What the task asks: Extract all lines in the data that contain the word "normal".

Records for processing:
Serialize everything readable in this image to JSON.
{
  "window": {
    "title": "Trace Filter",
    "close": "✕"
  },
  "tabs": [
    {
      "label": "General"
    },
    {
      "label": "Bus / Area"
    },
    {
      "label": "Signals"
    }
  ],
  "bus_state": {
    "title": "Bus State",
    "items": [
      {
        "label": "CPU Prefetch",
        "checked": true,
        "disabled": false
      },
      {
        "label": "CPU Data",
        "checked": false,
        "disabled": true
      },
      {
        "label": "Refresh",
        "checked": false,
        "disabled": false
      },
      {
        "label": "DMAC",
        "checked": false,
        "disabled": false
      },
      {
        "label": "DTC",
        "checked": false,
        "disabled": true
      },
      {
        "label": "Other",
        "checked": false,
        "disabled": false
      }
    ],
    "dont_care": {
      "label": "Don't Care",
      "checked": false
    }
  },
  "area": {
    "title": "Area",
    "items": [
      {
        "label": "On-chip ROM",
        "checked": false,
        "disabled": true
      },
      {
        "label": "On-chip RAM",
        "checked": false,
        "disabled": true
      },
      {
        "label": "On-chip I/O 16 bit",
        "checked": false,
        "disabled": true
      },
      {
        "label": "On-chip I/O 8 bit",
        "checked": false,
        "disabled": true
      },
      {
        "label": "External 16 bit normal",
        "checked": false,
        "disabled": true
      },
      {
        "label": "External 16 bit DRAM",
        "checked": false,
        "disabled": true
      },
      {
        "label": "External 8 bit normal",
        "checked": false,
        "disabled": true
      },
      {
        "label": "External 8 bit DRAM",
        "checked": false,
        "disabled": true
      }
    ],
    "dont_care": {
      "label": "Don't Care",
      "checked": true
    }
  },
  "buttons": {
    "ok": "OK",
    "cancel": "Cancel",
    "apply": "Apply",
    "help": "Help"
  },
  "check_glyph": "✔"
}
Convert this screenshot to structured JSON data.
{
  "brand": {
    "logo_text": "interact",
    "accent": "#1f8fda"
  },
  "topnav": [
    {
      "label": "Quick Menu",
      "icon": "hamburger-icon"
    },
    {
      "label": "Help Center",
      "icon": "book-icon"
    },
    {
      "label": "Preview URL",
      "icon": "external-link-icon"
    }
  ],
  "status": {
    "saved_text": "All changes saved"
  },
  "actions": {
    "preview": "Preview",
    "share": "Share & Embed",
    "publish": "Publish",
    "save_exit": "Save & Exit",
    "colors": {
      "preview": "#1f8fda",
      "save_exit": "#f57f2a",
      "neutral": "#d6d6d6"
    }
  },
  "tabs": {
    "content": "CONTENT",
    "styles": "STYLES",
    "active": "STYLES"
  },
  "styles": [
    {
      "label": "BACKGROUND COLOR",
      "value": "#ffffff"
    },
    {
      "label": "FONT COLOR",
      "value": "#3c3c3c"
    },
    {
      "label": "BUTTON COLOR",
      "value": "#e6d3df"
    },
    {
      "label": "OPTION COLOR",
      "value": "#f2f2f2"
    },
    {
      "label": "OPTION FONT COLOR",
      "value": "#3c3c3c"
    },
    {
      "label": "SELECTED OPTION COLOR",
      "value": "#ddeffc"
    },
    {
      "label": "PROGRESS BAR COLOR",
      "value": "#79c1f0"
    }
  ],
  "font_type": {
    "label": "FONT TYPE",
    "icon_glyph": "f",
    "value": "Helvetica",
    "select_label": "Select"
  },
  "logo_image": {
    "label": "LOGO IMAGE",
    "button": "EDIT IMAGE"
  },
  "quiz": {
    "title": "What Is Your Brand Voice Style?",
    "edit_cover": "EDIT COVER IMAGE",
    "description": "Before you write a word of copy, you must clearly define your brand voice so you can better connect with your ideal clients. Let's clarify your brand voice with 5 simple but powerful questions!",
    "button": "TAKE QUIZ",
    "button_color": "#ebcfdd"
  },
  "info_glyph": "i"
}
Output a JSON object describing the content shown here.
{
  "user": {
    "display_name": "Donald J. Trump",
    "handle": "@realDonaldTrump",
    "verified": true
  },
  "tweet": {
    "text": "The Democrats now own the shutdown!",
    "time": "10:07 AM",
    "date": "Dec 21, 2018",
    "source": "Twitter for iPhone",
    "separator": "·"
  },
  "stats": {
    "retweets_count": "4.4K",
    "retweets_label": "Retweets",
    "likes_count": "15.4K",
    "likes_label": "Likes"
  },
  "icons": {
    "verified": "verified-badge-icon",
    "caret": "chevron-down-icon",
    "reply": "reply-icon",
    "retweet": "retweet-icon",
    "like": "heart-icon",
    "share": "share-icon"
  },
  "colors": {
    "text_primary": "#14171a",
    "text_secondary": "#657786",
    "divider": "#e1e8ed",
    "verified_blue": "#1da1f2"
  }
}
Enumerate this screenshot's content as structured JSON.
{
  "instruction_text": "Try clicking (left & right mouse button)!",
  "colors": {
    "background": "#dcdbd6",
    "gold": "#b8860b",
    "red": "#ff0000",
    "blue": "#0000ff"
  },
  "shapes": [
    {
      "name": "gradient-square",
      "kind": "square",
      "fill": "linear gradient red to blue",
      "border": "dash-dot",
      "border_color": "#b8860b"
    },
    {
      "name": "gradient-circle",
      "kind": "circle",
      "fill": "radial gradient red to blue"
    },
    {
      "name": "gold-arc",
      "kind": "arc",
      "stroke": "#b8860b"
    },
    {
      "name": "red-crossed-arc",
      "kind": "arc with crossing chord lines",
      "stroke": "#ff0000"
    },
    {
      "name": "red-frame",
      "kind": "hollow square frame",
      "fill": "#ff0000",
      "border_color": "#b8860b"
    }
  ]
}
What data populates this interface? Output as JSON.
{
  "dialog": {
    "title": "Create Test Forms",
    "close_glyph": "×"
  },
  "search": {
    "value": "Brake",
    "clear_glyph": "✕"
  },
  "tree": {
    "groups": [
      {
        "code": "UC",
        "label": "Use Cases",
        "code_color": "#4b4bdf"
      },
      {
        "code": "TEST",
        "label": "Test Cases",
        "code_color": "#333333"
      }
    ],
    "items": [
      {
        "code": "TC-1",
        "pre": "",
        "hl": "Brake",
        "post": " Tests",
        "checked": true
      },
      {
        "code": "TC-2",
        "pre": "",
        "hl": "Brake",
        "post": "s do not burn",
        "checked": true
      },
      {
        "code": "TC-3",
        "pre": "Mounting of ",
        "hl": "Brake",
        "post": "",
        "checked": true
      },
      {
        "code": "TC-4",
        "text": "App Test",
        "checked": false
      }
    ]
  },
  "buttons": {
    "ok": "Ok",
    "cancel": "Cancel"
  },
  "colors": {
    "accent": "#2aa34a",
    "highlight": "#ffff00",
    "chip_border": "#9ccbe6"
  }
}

Response:
        "label": "External 16 bit normal",
        "label": "External 8 bit normal",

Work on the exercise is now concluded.